(Recorded data)
^^^^^^^^
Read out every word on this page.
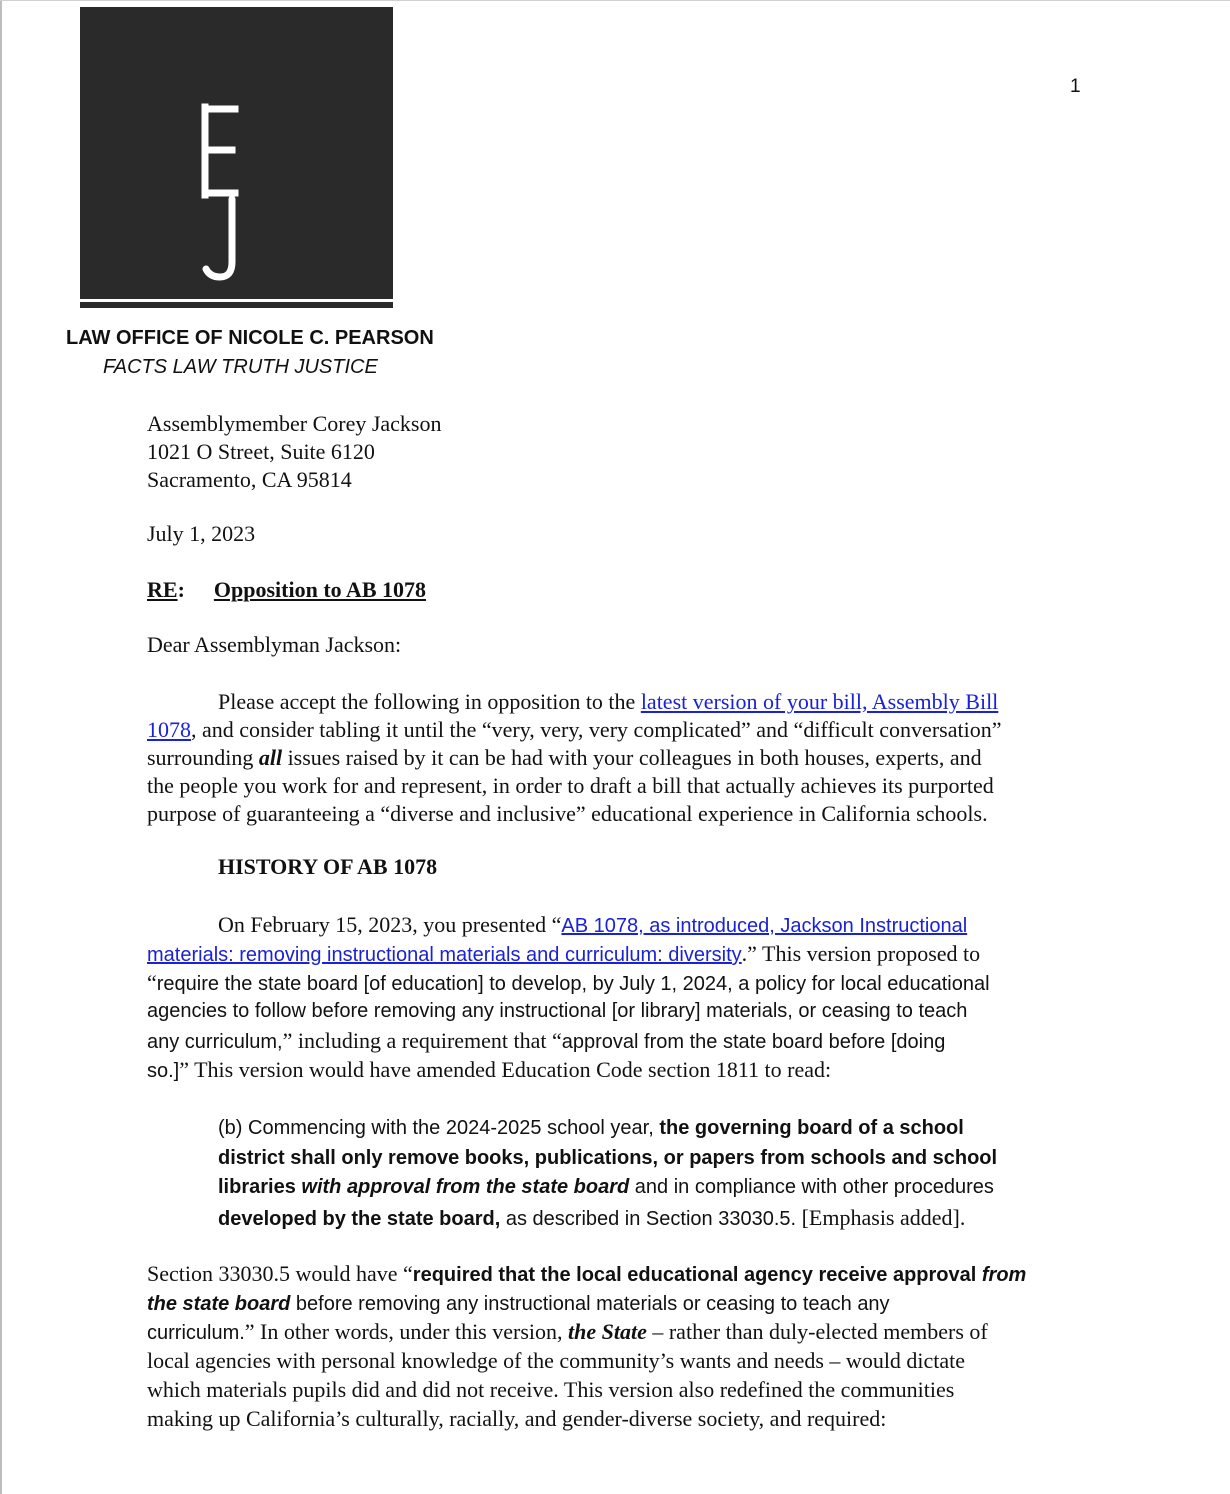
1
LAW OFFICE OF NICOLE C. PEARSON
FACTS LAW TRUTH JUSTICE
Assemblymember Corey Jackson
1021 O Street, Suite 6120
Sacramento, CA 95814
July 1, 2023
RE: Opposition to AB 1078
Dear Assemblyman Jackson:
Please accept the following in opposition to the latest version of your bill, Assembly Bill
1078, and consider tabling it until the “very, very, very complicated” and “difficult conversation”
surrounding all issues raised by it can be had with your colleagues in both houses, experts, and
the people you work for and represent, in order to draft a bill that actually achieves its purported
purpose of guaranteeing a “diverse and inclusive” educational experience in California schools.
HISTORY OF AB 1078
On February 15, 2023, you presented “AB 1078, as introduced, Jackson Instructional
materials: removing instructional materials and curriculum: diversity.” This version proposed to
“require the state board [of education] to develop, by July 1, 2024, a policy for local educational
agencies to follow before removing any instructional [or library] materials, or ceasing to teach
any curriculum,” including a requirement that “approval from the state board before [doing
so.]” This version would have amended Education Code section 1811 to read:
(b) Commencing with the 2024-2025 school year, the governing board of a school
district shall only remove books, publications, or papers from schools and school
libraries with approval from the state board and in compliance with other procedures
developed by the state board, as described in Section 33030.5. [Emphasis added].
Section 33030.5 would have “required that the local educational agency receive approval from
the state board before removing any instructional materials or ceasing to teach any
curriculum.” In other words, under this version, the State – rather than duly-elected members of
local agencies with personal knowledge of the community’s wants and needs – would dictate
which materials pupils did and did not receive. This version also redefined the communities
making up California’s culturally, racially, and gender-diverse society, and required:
^^^^^^^^
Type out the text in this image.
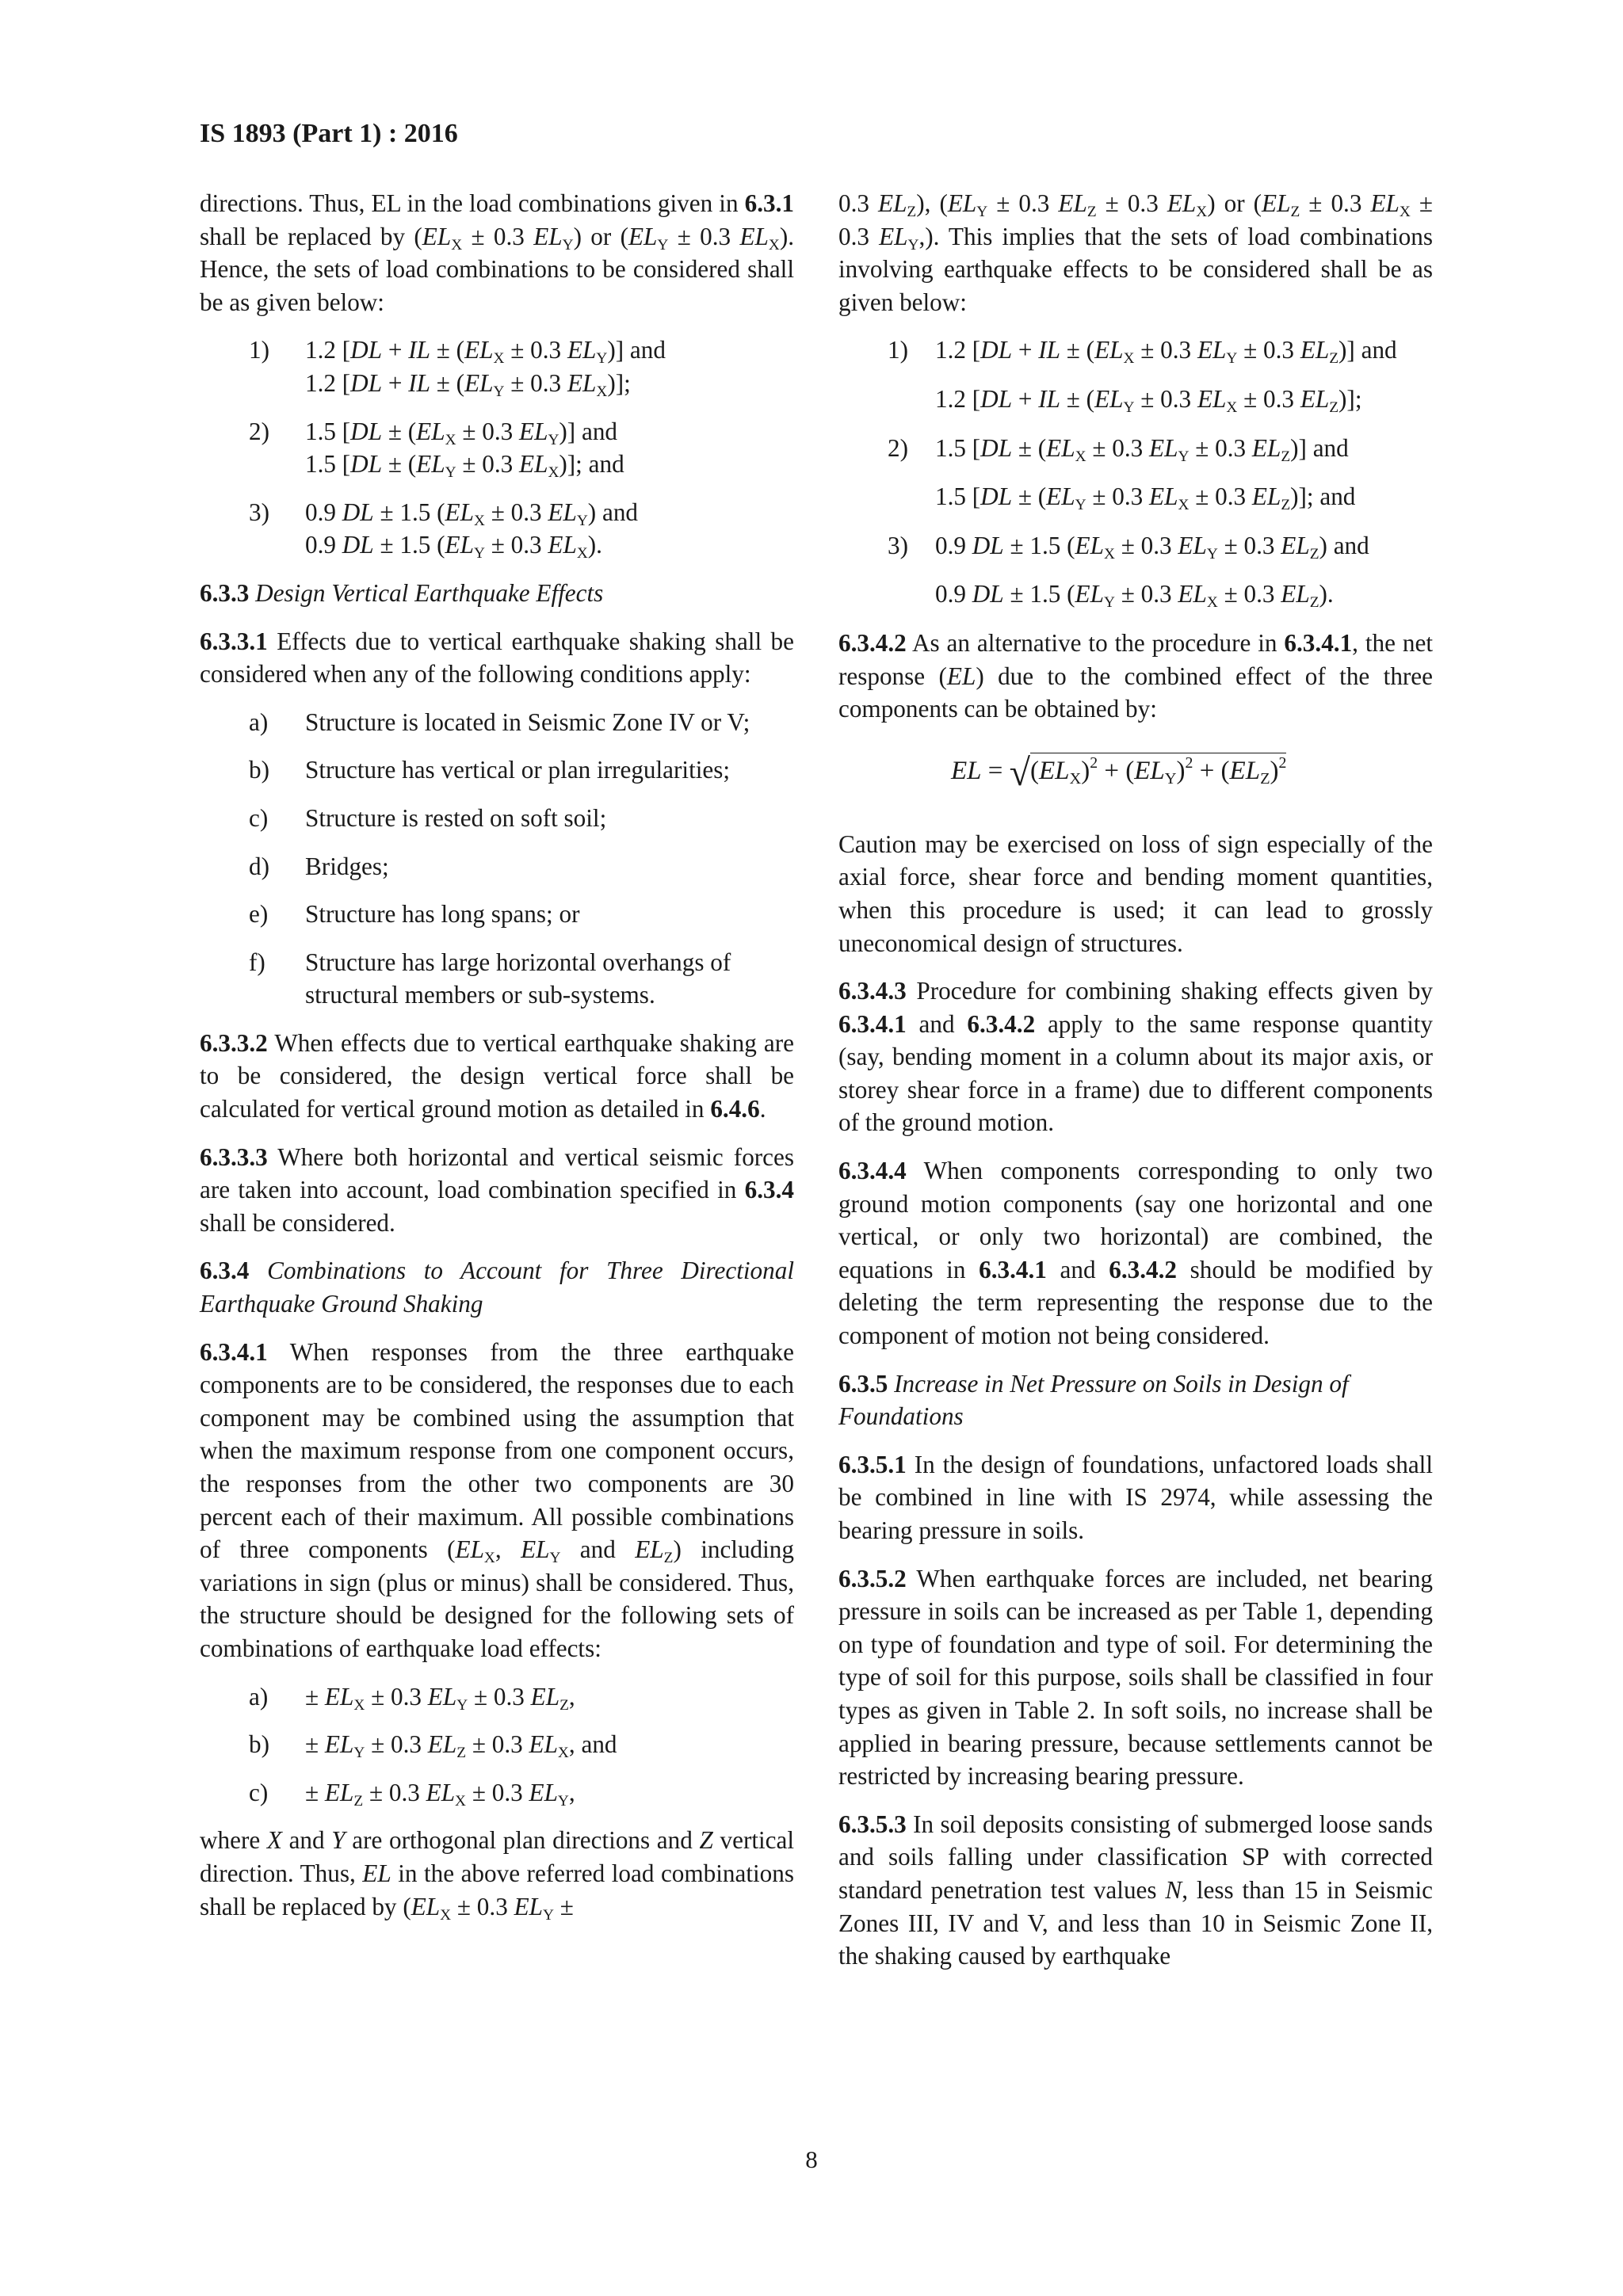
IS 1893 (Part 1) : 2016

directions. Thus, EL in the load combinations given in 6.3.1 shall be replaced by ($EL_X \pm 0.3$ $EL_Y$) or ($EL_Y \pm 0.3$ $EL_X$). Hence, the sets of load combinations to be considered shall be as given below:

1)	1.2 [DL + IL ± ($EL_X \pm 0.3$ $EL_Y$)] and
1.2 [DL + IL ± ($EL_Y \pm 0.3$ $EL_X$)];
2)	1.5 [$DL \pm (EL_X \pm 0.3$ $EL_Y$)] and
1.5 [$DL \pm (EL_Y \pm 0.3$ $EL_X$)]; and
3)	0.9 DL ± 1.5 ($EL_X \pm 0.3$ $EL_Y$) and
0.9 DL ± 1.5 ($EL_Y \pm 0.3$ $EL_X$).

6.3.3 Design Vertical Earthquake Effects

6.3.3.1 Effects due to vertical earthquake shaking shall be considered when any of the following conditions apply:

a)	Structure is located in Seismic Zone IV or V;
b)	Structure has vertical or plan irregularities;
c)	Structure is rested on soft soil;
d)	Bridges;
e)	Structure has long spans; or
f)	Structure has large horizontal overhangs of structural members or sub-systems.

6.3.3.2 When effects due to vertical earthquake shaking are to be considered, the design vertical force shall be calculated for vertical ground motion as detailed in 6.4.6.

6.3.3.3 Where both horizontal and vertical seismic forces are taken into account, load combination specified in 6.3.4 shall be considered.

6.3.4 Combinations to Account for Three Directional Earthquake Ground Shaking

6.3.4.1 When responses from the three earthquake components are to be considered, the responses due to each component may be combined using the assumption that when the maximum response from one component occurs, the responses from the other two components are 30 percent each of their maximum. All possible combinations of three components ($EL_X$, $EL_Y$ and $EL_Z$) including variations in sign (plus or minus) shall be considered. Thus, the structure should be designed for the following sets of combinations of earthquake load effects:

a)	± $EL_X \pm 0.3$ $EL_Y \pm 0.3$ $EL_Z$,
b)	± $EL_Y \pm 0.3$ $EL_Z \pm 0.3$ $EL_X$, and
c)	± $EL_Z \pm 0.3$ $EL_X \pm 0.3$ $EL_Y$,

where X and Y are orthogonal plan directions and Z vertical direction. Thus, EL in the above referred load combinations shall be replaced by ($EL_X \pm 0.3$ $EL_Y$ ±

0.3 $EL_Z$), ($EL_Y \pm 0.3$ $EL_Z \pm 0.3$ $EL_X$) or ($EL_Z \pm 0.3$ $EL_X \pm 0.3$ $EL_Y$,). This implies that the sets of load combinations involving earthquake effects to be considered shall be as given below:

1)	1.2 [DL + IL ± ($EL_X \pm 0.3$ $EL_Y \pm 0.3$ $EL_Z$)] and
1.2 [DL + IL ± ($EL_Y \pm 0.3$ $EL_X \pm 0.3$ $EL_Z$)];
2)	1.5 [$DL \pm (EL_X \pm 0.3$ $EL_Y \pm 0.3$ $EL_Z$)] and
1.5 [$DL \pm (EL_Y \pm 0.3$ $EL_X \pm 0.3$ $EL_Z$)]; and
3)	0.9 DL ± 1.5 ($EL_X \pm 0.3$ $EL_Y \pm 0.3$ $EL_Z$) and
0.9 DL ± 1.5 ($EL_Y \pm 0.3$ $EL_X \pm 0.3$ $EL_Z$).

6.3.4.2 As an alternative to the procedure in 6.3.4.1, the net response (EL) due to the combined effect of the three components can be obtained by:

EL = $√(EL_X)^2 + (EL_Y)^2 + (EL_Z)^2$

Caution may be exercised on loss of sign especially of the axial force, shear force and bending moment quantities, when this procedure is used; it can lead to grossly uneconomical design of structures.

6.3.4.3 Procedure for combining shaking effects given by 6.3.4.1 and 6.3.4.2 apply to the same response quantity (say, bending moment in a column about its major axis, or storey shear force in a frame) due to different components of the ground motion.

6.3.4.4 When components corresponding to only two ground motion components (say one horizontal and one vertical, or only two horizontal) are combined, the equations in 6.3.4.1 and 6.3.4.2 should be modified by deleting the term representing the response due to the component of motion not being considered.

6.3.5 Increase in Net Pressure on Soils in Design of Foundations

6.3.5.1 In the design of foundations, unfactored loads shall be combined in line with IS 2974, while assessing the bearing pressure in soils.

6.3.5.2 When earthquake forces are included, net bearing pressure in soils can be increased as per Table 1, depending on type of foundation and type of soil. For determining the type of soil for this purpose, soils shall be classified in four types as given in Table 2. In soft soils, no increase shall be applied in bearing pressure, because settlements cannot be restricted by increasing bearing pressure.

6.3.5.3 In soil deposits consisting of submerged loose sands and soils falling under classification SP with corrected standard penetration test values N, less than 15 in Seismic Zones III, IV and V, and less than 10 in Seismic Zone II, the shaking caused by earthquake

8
^^^^^^^^
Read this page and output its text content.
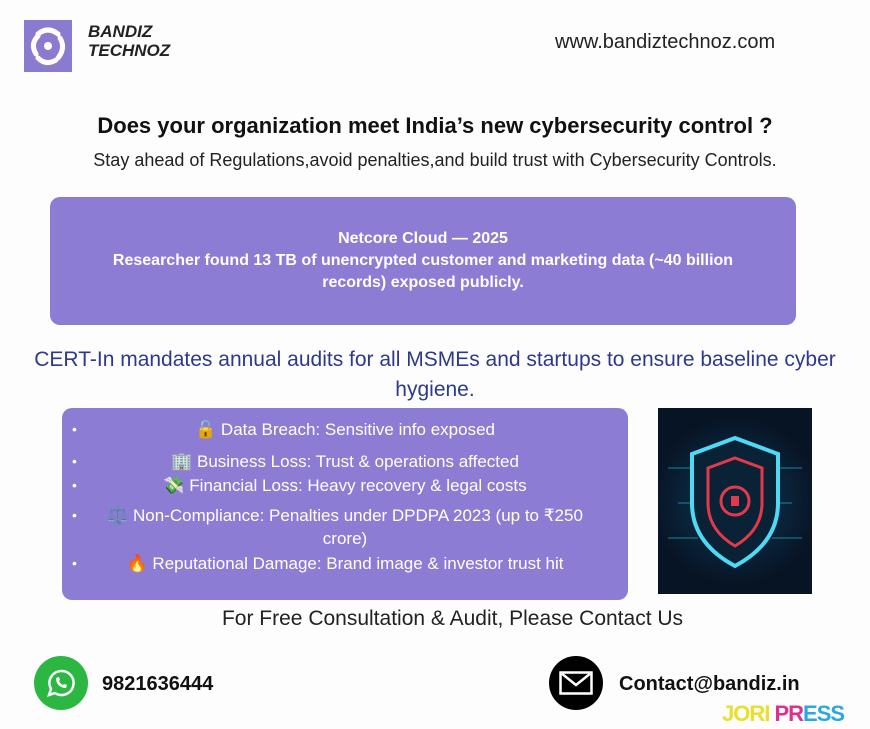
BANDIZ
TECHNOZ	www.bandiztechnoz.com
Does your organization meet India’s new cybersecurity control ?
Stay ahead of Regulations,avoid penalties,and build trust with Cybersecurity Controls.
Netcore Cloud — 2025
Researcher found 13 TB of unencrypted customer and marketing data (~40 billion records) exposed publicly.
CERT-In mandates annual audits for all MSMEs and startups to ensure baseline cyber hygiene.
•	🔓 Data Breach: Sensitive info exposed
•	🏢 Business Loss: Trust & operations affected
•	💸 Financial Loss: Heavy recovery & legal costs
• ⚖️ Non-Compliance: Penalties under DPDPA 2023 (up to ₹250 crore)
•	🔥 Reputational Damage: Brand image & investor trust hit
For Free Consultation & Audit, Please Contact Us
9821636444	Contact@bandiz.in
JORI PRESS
^^^^^^^^
Search the data above for the string "California" and return every line that has it.

purpose of guaranteeing a “diverse and inclusive” educational experience in California schools.
making up California’s culturally, racially, and gender-diverse society, and required:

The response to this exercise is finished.